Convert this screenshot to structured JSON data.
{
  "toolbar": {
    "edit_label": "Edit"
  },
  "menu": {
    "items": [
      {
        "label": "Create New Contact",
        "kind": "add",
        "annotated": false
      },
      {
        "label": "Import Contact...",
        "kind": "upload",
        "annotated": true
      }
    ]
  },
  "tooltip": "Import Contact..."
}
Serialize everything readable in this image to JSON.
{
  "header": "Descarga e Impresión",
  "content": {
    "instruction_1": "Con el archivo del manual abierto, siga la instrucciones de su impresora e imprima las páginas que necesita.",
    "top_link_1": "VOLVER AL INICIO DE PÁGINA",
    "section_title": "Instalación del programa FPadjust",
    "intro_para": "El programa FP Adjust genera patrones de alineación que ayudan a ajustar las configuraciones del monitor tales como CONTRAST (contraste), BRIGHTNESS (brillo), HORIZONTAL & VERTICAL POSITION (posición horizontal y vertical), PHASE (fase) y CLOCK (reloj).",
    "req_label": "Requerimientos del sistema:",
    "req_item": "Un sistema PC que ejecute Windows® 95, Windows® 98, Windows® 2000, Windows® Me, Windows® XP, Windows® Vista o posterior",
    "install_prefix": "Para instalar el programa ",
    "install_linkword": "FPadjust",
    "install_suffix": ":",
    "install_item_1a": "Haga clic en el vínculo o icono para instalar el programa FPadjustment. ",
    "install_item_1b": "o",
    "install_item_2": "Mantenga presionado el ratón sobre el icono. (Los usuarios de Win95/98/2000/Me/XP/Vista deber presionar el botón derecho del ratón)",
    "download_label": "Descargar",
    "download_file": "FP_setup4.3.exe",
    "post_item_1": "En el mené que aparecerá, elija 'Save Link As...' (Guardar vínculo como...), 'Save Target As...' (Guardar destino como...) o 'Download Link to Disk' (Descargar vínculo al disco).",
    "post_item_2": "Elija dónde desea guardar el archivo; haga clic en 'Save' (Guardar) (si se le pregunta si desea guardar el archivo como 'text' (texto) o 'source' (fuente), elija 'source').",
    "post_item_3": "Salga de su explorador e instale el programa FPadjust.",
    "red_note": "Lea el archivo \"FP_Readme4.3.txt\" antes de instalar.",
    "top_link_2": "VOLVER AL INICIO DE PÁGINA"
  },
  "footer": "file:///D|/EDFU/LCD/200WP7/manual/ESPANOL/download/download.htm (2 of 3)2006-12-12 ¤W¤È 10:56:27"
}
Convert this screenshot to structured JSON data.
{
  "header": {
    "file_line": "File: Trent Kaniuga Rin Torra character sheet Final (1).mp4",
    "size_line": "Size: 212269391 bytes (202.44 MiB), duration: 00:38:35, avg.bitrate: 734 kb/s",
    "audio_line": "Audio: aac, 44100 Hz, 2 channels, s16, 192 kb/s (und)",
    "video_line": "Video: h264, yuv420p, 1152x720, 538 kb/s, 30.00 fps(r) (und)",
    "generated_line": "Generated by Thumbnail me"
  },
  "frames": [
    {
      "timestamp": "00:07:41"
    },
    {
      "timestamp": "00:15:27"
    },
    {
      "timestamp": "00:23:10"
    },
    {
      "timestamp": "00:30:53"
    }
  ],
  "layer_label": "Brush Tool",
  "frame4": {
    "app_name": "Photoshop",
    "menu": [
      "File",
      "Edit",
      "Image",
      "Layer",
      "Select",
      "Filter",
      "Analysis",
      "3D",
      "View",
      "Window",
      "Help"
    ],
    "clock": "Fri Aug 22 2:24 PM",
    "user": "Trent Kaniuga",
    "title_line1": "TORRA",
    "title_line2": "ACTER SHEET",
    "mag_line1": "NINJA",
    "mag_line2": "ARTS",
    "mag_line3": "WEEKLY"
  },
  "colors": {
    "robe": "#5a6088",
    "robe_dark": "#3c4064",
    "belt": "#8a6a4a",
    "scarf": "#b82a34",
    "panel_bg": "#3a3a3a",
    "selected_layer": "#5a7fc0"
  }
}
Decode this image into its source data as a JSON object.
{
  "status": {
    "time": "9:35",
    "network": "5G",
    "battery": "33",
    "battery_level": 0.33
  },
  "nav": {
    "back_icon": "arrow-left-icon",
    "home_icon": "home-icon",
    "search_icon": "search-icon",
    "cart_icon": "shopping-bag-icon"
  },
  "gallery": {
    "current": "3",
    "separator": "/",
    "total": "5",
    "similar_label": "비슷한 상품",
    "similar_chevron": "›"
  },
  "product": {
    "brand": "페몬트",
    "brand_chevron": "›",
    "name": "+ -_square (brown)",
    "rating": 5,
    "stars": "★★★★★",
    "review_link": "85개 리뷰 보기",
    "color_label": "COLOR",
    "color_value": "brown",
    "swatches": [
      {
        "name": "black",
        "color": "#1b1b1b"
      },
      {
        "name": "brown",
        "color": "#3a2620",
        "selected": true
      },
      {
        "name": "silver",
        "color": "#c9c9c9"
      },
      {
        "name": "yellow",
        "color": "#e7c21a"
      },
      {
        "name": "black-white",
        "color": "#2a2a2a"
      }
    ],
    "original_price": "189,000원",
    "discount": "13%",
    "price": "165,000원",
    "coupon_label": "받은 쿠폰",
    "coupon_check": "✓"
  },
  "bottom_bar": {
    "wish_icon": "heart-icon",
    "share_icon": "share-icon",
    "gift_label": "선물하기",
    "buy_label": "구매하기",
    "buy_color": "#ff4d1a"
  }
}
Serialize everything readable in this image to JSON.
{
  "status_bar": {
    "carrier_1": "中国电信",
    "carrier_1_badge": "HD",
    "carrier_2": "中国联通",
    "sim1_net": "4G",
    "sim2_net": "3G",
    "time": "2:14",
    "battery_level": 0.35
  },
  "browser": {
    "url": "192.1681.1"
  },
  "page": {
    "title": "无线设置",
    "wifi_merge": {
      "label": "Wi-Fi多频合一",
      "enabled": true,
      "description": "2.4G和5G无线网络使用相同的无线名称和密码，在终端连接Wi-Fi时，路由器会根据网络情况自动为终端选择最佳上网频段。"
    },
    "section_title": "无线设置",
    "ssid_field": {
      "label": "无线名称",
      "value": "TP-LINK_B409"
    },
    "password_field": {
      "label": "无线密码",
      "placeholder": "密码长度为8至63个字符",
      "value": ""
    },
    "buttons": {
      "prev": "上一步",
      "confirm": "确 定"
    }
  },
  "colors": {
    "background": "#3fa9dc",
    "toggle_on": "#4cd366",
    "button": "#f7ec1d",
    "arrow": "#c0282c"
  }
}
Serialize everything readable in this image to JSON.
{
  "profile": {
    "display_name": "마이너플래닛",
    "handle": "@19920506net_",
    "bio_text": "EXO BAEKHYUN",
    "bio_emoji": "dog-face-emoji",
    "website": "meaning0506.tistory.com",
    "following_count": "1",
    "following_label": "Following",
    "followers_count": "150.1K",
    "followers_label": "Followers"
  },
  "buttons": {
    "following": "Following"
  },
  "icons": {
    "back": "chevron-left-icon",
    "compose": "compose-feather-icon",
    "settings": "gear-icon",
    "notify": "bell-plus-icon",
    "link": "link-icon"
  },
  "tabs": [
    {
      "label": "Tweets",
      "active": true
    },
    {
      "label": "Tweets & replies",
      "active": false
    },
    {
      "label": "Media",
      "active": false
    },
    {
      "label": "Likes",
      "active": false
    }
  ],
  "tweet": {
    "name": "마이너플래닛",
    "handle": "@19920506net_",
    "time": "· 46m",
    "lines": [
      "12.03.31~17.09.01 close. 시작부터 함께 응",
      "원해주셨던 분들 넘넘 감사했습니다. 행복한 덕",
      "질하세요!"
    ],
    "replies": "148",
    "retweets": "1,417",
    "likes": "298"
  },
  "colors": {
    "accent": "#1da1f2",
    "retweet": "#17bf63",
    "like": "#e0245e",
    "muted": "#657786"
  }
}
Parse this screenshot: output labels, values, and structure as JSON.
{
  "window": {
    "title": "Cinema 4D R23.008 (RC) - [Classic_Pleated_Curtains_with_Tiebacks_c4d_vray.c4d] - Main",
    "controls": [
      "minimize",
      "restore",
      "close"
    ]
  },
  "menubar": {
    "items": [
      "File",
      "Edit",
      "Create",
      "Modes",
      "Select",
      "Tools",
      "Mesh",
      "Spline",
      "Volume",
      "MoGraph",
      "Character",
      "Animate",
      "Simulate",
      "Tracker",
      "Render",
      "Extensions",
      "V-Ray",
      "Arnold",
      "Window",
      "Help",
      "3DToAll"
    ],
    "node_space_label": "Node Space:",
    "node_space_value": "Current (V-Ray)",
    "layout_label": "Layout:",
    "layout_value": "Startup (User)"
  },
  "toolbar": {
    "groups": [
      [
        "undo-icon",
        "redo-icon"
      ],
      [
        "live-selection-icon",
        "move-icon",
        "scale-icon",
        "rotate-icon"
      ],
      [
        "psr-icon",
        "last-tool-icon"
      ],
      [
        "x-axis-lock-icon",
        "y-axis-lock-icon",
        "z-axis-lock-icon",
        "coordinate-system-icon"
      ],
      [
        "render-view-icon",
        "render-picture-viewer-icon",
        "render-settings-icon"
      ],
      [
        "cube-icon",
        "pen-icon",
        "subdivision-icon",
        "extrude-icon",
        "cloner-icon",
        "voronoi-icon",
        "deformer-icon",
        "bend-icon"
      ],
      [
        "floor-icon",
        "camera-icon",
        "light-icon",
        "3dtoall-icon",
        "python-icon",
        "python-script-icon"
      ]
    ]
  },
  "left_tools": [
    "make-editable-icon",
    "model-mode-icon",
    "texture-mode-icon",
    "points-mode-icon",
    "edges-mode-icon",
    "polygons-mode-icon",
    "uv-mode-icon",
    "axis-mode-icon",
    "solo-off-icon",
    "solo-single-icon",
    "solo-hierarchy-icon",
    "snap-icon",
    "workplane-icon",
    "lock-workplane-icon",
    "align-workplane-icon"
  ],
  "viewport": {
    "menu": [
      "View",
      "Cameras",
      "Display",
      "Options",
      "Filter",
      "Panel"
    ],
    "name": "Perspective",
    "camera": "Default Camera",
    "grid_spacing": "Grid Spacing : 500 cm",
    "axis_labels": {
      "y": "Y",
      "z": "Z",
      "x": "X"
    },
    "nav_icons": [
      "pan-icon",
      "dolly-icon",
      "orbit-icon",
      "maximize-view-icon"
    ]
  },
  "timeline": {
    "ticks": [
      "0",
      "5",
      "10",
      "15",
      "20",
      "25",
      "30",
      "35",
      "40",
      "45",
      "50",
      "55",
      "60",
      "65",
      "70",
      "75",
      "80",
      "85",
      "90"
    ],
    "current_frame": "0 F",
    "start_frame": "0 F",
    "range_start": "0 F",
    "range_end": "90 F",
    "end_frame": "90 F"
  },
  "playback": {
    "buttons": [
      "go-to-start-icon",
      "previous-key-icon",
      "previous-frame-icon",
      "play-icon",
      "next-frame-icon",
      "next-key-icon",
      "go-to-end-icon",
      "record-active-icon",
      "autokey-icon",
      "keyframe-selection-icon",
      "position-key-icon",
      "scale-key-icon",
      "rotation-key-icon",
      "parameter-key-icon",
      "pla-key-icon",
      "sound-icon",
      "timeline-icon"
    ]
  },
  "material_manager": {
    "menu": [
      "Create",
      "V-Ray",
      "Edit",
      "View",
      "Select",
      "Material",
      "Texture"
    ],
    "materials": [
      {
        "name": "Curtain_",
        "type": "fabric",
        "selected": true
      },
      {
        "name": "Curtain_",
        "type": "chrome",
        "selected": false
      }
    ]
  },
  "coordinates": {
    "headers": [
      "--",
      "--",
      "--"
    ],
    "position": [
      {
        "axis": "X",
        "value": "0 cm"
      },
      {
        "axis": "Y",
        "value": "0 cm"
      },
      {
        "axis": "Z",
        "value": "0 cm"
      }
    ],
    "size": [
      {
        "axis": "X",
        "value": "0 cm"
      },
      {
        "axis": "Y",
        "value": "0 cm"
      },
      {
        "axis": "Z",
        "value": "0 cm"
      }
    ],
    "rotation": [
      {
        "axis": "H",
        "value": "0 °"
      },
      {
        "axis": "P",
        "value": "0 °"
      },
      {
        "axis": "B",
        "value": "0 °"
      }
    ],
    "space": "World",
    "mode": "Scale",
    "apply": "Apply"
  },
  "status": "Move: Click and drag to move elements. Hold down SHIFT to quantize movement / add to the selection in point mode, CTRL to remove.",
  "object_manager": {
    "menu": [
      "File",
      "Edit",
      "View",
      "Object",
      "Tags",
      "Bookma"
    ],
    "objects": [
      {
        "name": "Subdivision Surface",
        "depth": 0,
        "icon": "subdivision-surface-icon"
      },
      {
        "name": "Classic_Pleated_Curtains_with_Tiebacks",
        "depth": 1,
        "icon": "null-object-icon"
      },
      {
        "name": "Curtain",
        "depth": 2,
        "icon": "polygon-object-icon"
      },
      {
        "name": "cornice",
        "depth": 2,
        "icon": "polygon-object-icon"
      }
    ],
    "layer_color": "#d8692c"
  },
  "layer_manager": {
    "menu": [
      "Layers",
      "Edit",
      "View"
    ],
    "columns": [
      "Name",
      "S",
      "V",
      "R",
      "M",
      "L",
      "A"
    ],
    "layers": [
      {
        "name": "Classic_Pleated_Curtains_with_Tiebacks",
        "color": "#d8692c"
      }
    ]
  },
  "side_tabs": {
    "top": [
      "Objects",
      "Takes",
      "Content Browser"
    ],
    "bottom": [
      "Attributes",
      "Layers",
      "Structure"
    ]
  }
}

:::

### TASK STATEMENT
Looking at the entries above, state how many lines contain "Kaniuga"; give the number alone.

### ANSWER IN FULL
2